All records that follow are to be restated exactly.

Extracted records
+++++

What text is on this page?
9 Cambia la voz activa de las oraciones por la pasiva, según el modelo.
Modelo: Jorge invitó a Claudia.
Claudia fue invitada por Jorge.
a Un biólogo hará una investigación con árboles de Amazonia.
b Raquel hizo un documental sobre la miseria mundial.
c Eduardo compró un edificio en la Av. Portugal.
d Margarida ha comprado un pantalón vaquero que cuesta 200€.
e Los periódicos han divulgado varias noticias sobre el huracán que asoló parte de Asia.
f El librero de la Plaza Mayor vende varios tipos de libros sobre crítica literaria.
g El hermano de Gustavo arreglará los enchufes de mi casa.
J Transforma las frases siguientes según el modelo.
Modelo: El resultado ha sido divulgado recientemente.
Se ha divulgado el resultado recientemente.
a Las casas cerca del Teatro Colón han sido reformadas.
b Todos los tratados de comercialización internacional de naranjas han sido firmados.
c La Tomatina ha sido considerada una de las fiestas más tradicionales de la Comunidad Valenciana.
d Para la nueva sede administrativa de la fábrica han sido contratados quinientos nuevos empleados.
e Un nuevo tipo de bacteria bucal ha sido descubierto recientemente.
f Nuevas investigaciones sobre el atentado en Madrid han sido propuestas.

+++++

The completed task:
What text is on this page?
9 Cambia la voz activa de las oraciones por la pasiva, según el modelo.
Modelo: Jorge invitó a Claudia.
Claudia fue invitada por Jorge.
a Un biólogo hará una investigación con árboles de Amazonia.
b Raquel hizo un documental sobre la miseria mundial.
c Eduardo compró un edificio en la Av. Portugal.
d Margarida ha comprado un pantalón vaquero que cuesta 200€.
e Los periódicos han divulgado varias noticias sobre el huracán que asoló parte de Asia.
f El librero de la Plaza Mayor vende varios tipos de libros sobre crítica literaria.
g El hermano de Gustavo arreglará los enchufes de mi casa.
J Transforma las frases siguientes según el modelo.
Modelo: El resultado ha sido divulgado recientemente.
Se ha divulgado el resultado recientemente.
a Las casas cerca del Teatro Colón han sido reformadas.
b Todos los tratados de comercialización internacional de naranjas han sido firmados.
c La Tomatina ha sido considerada una de las fiestas más tradicionales de la Comunidad Valenciana.
d Para la nueva sede administrativa de la fábrica han sido contratados quinientos nuevos empleados.
e Un nuevo tipo de bacteria bucal ha sido descubierto recientemente.
f Nuevas investigaciones sobre el atentado en Madrid han sido propuestas.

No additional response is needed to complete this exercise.